━━━ Materials provided ━━━

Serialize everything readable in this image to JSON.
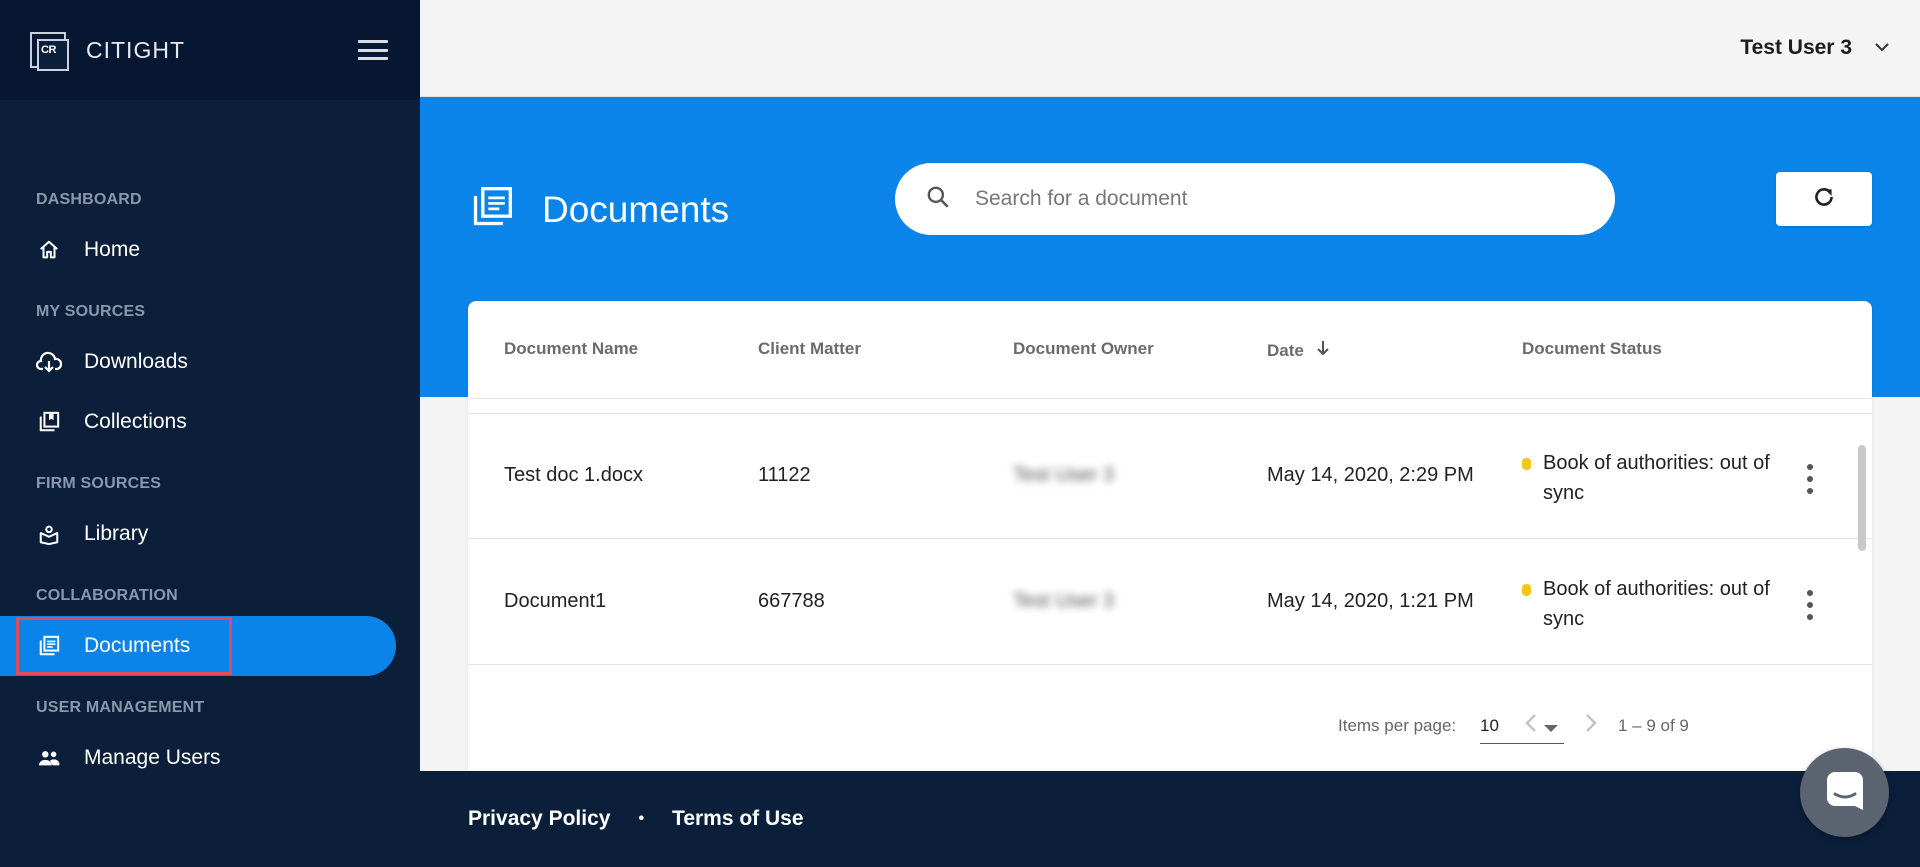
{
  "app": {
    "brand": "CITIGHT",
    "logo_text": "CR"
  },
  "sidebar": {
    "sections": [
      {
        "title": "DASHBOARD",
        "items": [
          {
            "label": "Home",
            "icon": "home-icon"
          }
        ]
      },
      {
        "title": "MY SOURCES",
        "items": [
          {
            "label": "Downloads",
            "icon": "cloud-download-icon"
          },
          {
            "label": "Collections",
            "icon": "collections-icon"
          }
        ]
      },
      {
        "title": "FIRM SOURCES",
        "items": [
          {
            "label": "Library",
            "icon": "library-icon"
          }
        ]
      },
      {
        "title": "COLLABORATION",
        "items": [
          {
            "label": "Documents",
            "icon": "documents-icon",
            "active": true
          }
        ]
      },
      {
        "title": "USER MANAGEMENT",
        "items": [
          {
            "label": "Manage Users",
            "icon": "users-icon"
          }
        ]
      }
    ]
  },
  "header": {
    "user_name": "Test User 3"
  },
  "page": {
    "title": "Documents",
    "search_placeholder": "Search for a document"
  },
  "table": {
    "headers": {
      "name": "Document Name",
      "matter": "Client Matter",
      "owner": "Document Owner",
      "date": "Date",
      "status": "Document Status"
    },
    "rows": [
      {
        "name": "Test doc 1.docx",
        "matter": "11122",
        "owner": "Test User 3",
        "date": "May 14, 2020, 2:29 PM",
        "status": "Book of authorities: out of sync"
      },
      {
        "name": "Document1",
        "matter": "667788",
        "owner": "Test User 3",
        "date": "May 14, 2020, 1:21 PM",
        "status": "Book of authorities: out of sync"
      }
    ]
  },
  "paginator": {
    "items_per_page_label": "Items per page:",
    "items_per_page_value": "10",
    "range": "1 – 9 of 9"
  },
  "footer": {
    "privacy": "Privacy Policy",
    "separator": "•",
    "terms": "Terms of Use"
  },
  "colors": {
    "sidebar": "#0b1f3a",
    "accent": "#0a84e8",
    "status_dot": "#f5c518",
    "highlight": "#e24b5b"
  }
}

━━━
━━━ Materials provided ━━━

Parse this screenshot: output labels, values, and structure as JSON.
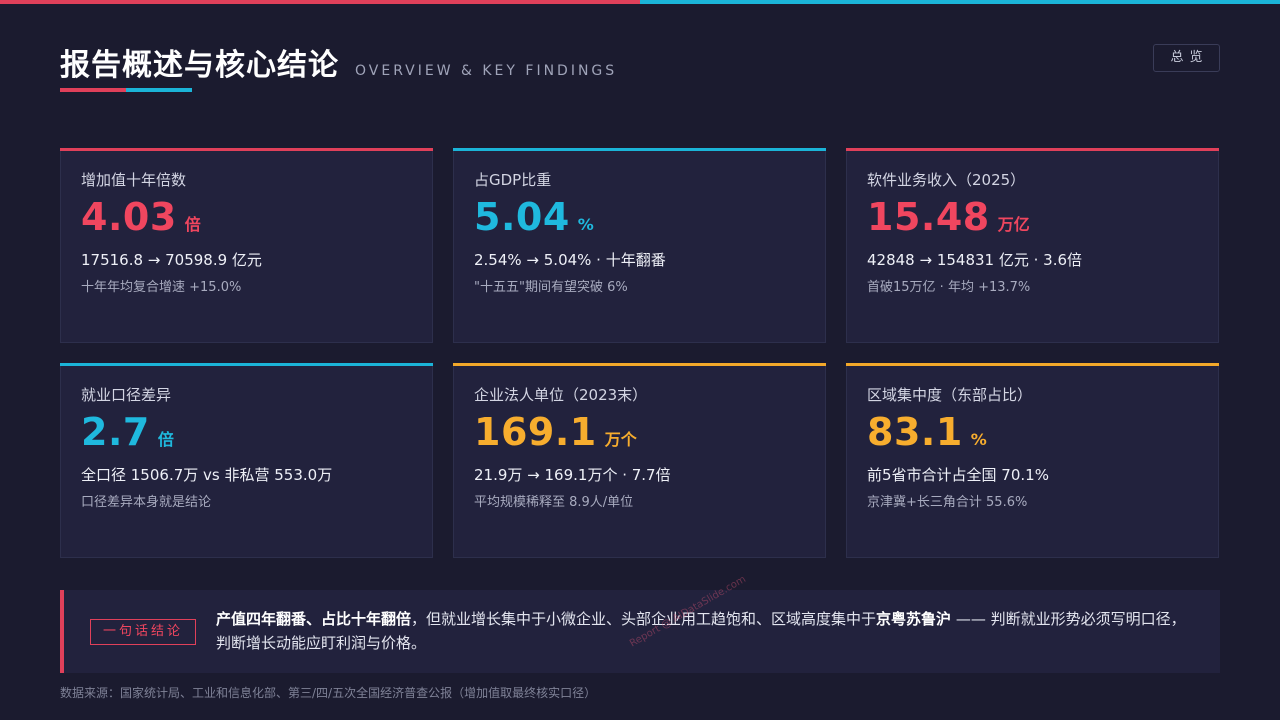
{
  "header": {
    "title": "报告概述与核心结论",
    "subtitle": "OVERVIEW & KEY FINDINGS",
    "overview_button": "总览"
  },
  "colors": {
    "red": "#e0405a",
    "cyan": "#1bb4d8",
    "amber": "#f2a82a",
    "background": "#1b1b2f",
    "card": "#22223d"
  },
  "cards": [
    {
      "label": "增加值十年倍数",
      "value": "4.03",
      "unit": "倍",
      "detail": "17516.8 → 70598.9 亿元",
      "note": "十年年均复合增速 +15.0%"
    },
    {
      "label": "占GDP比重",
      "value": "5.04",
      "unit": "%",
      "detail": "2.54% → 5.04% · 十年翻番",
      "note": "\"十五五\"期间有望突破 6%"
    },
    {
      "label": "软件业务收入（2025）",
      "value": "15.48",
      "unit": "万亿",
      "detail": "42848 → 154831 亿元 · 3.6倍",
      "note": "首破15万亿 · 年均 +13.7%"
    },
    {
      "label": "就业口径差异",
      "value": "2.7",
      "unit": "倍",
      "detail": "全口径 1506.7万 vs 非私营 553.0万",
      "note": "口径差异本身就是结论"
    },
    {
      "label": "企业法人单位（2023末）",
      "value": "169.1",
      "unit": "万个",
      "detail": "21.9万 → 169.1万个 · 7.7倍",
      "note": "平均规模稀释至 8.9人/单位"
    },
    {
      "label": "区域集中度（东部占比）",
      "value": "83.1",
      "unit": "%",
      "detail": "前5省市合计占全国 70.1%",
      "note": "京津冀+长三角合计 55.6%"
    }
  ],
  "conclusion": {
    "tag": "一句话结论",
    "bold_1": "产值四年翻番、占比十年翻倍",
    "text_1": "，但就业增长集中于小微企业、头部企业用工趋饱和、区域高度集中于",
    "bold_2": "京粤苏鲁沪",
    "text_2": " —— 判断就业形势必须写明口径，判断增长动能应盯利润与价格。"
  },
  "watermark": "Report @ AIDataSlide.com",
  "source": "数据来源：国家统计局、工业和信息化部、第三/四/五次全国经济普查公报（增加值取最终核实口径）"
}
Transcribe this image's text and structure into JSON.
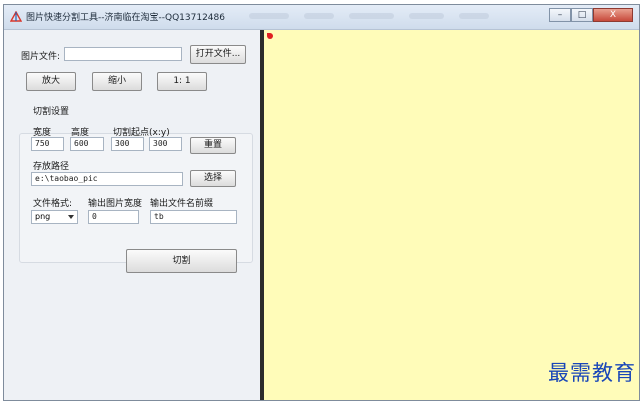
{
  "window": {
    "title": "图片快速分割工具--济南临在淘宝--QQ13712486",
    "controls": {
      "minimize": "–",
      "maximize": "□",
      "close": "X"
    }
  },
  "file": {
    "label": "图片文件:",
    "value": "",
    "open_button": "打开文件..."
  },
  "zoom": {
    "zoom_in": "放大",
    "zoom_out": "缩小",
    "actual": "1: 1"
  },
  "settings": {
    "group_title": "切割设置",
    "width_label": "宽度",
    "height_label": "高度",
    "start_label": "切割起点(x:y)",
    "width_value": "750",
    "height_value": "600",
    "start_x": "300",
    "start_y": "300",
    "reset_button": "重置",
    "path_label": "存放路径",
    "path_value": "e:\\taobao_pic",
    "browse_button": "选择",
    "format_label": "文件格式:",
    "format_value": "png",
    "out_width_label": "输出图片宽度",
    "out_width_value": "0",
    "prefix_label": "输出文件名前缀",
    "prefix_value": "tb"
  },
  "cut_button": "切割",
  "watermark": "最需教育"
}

━━━
━━━ Materials provided ━━━

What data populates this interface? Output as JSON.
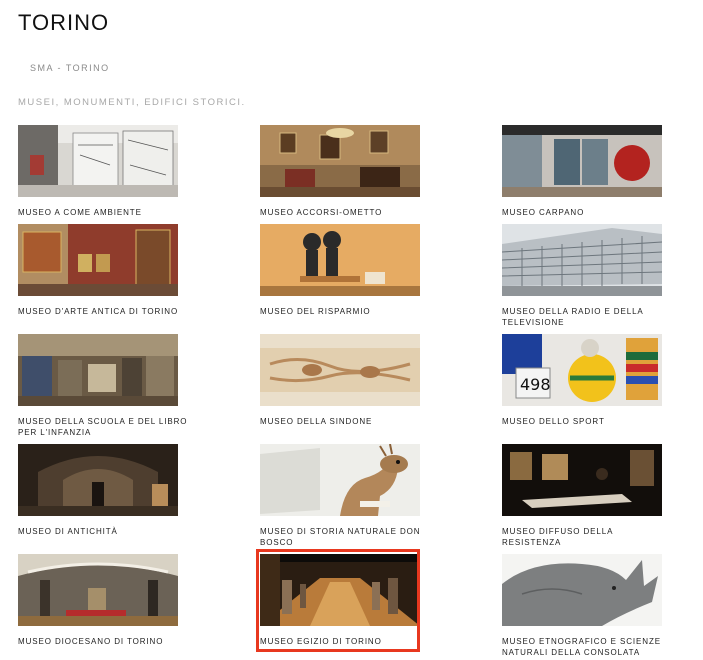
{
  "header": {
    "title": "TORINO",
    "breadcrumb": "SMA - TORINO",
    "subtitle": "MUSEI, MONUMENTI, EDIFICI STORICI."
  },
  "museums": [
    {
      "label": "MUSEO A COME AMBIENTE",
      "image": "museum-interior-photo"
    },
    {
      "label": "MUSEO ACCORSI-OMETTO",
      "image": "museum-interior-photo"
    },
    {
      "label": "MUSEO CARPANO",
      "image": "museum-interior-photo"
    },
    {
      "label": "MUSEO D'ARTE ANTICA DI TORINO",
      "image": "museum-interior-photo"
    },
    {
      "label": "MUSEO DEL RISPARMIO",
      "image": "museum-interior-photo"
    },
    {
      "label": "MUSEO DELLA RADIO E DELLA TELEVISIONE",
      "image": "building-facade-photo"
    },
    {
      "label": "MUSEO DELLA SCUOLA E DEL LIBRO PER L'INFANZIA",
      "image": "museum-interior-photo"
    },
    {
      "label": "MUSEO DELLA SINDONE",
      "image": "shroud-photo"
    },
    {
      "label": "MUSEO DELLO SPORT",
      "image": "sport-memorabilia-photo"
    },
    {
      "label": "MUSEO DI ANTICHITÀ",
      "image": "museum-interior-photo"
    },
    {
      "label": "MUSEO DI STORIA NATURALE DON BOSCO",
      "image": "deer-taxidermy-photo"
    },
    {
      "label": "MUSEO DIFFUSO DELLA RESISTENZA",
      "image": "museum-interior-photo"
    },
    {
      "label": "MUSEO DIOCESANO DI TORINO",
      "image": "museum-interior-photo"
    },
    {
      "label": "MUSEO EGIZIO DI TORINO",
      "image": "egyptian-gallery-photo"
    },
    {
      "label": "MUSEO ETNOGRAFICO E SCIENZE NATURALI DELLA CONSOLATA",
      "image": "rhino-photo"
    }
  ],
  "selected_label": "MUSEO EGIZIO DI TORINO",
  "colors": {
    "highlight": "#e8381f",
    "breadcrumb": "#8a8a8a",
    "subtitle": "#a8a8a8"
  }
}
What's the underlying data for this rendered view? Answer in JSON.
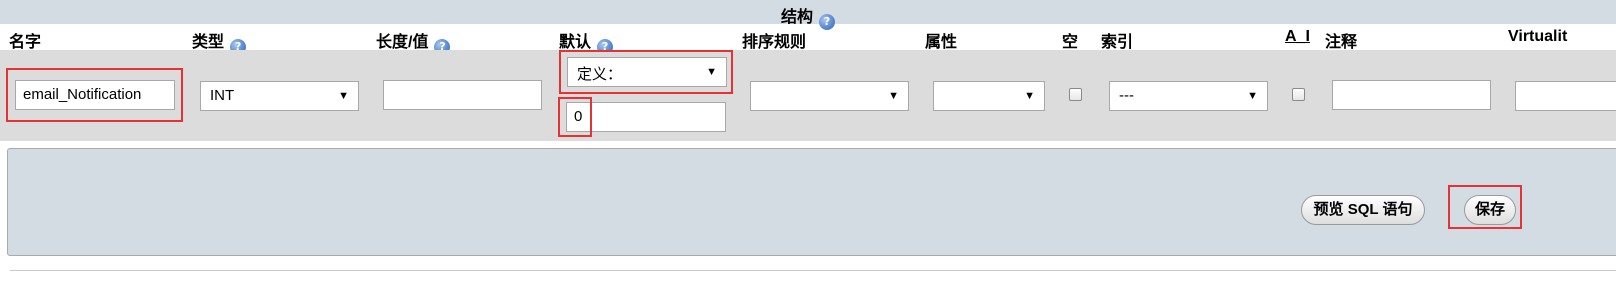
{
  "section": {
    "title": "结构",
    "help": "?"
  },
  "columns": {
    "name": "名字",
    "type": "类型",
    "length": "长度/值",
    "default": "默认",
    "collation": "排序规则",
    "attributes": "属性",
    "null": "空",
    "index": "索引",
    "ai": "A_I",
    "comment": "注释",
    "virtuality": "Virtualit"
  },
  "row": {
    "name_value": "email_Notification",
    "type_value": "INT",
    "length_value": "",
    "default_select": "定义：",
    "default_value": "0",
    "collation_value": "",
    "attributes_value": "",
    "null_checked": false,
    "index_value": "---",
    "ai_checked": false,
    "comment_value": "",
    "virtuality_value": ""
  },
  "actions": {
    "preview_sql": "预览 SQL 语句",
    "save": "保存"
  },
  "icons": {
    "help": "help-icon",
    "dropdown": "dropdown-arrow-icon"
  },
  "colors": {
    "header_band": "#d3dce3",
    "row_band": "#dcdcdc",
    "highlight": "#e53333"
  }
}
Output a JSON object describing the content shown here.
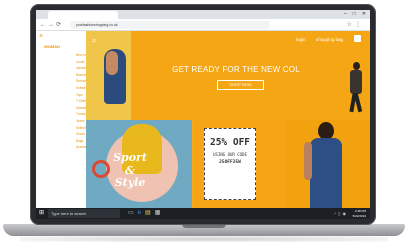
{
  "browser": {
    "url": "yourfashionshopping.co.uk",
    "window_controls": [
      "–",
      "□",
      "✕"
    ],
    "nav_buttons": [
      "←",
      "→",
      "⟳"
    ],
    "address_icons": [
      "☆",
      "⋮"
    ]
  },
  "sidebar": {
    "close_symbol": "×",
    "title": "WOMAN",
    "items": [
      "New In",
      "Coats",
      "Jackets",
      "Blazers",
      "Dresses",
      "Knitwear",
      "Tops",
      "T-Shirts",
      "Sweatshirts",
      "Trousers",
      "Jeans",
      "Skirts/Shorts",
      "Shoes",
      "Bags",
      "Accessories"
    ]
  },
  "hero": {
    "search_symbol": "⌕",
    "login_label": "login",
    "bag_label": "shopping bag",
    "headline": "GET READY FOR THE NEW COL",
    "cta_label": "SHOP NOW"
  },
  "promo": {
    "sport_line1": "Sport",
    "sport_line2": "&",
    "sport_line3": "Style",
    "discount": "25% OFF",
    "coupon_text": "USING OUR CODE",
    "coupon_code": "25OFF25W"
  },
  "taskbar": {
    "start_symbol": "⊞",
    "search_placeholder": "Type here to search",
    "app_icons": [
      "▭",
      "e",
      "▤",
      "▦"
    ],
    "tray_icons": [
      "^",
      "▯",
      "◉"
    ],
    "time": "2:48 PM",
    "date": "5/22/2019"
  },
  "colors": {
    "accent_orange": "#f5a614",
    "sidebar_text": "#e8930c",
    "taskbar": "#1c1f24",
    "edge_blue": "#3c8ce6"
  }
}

━━━

Task to carry out
Show all lines in the entries above where the string "structure" appears.

Answer to this exercise
Parse this screenshot: output labels, values, and structure as JSON.
Transcribe this image's text and structure into JSON.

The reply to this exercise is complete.